▶ _Directions_
Reproduce the records that follow in full, excluding any picture they contain.

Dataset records
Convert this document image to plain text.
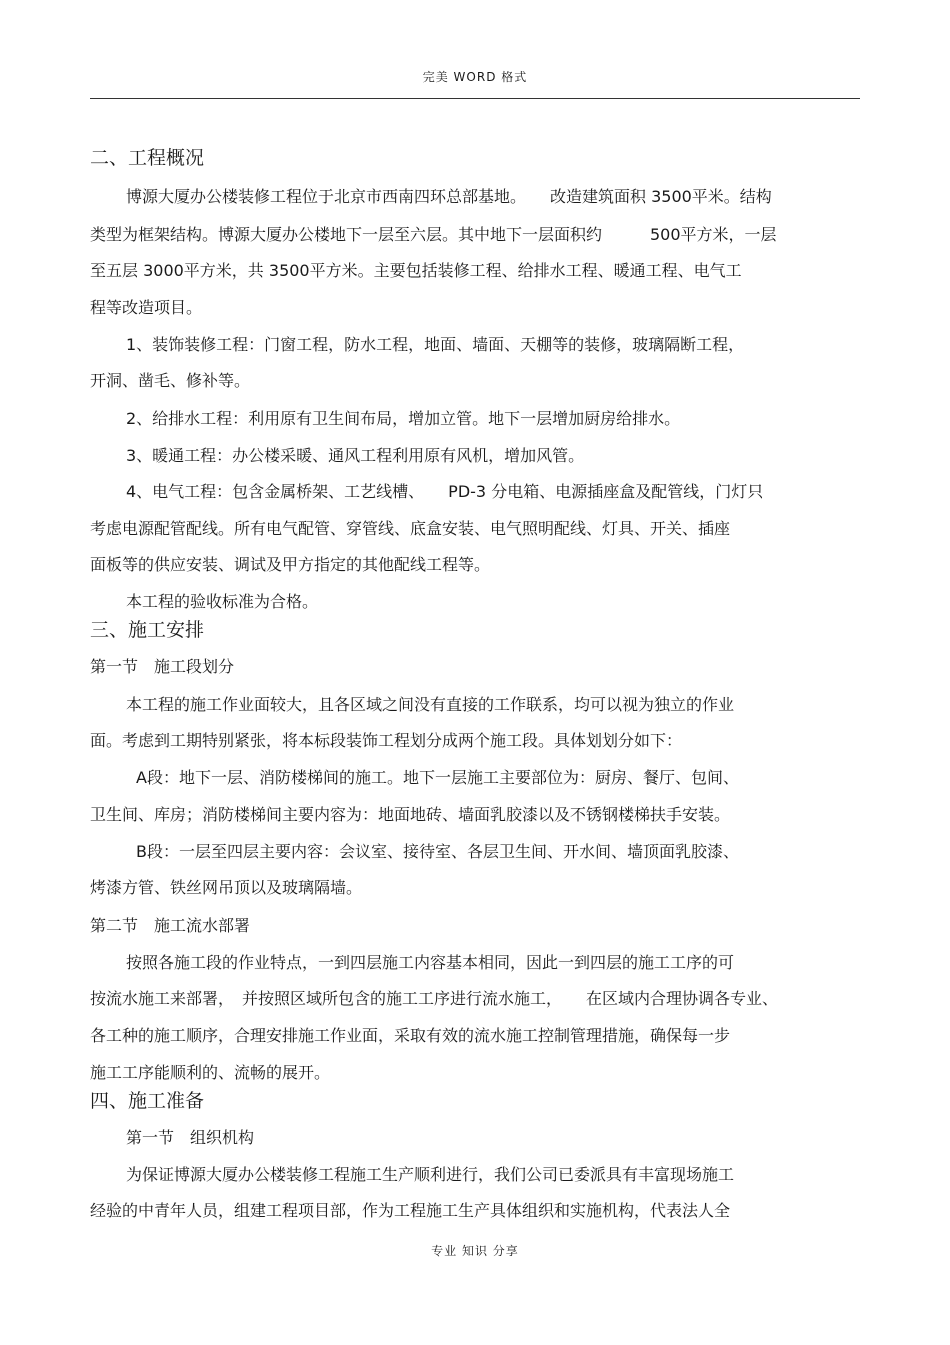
完美 WORD 格式
二、工程概况
博源大厦办公楼装修工程位于北京市西南四环总部基地。　　改造建筑面积 3500平米。结构
类型为框架结构。博源大厦办公楼地下一层至六层。其中地下一层面积约　　　500平方米，一层
至五层 3000平方米，共 3500平方米。主要包括装修工程、给排水工程、暖通工程、电气工
程等改造项目。
1、装饰装修工程：门窗工程，防水工程，地面、墙面、天棚等的装修，玻璃隔断工程，
开洞、凿毛、修补等。
2、给排水工程：利用原有卫生间布局，增加立管。地下一层增加厨房给排水。
3、暖通工程：办公楼采暖、通风工程利用原有风机，增加风管。
4、电气工程：包含金属桥架、工艺线槽、　　PD-3 分电箱、电源插座盒及配管线，门灯只
考虑电源配管配线。所有电气配管、穿管线、底盒安装、电气照明配线、灯具、开关、插座
面板等的供应安装、调试及甲方指定的其他配线工程等。
本工程的验收标准为合格。
三、施工安排
第一节　施工段划分
本工程的施工作业面较大，且各区域之间没有直接的工作联系，均可以视为独立的作业
面。考虑到工期特别紧张，将本标段装饰工程划分成两个施工段。具体划划分如下：
A段：地下一层、消防楼梯间的施工。地下一层施工主要部位为：厨房、餐厅、包间、
卫生间、库房；消防楼梯间主要内容为：地面地砖、墙面乳胶漆以及不锈钢楼梯扶手安装。
B段：一层至四层主要内容：会议室、接待室、各层卫生间、开水间、墙顶面乳胶漆、
烤漆方管、铁丝网吊顶以及玻璃隔墙。
第二节　施工流水部署
按照各施工段的作业特点，一到四层施工内容基本相同，因此一到四层的施工工序的可
按流水施工来部署，　并按照区域所包含的施工工序进行流水施工，　　在区域内合理协调各专业、
各工种的施工顺序，合理安排施工作业面，采取有效的流水施工控制管理措施，确保每一步
施工工序能顺利的、流畅的展开。
四、施工准备
第一节　组织机构
为保证博源大厦办公楼装修工程施工生产顺利进行，我们公司已委派具有丰富现场施工
经验的中青年人员，组建工程项目部，作为工程施工生产具体组织和实施机构，代表法人全
专业 知识 分享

▶ _Answer to this problem_
Convert this document image to plain text.
完美 WORD 格式
二、工程概况
博源大厦办公楼装修工程位于北京市西南四环总部基地。　　改造建筑面积 3500平米。结构
类型为框架结构。博源大厦办公楼地下一层至六层。其中地下一层面积约　　　500平方米，一层
至五层 3000平方米，共 3500平方米。主要包括装修工程、给排水工程、暖通工程、电气工
程等改造项目。
1、装饰装修工程：门窗工程，防水工程，地面、墙面、天棚等的装修，玻璃隔断工程，
开洞、凿毛、修补等。
2、给排水工程：利用原有卫生间布局，增加立管。地下一层增加厨房给排水。
3、暖通工程：办公楼采暖、通风工程利用原有风机，增加风管。
4、电气工程：包含金属桥架、工艺线槽、　　PD-3 分电箱、电源插座盒及配管线，门灯只
考虑电源配管配线。所有电气配管、穿管线、底盒安装、电气照明配线、灯具、开关、插座
面板等的供应安装、调试及甲方指定的其他配线工程等。
本工程的验收标准为合格。
三、施工安排
第一节　施工段划分
本工程的施工作业面较大，且各区域之间没有直接的工作联系，均可以视为独立的作业
面。考虑到工期特别紧张，将本标段装饰工程划分成两个施工段。具体划划分如下：
A段：地下一层、消防楼梯间的施工。地下一层施工主要部位为：厨房、餐厅、包间、
卫生间、库房；消防楼梯间主要内容为：地面地砖、墙面乳胶漆以及不锈钢楼梯扶手安装。
B段：一层至四层主要内容：会议室、接待室、各层卫生间、开水间、墙顶面乳胶漆、
烤漆方管、铁丝网吊顶以及玻璃隔墙。
第二节　施工流水部署
按照各施工段的作业特点，一到四层施工内容基本相同，因此一到四层的施工工序的可
按流水施工来部署，　并按照区域所包含的施工工序进行流水施工，　　在区域内合理协调各专业、
各工种的施工顺序，合理安排施工作业面，采取有效的流水施工控制管理措施，确保每一步
施工工序能顺利的、流畅的展开。
四、施工准备
第一节　组织机构
为保证博源大厦办公楼装修工程施工生产顺利进行，我们公司已委派具有丰富现场施工
经验的中青年人员，组建工程项目部，作为工程施工生产具体组织和实施机构，代表法人全
专业 知识 分享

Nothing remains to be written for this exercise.